> Aim of the task
Below are entries. Pull out all lines containing "Динамики".

**** Provided data

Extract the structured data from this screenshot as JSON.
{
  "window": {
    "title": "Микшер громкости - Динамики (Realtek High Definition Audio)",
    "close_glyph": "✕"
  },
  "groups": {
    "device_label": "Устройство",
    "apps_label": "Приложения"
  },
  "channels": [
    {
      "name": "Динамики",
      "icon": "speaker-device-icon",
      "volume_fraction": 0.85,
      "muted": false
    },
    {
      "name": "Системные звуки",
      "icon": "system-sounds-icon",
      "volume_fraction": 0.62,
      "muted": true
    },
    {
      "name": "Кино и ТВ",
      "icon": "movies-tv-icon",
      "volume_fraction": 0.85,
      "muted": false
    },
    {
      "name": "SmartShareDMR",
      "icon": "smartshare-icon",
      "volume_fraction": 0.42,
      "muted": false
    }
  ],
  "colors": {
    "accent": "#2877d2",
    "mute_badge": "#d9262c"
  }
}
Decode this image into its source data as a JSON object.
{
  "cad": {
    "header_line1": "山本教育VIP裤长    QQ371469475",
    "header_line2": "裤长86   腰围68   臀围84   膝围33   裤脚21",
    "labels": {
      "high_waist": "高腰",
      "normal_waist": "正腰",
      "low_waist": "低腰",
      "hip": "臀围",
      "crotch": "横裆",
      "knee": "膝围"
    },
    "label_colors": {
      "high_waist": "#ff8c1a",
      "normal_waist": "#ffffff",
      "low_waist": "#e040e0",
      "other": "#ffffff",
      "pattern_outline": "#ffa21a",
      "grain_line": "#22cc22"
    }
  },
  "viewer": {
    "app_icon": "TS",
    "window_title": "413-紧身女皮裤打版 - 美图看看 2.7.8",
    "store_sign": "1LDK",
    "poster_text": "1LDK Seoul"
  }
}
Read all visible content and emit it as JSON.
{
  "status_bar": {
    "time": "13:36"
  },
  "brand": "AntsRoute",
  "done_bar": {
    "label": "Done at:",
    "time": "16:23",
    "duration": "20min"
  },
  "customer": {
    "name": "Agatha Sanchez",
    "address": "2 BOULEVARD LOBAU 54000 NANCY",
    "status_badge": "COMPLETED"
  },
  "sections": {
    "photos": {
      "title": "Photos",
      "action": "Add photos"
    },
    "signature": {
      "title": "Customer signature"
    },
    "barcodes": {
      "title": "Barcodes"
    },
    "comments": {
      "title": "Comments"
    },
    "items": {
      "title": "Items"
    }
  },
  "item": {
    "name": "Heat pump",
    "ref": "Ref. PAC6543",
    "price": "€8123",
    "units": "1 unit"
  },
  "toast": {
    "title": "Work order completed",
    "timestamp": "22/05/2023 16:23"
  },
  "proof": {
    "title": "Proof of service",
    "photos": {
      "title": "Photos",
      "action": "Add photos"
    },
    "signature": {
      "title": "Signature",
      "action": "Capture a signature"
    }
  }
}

********

> Complete output
    "title": "Микшер громкости - Динамики (Realtek High Definition Audio)",
      "name": "Динамики",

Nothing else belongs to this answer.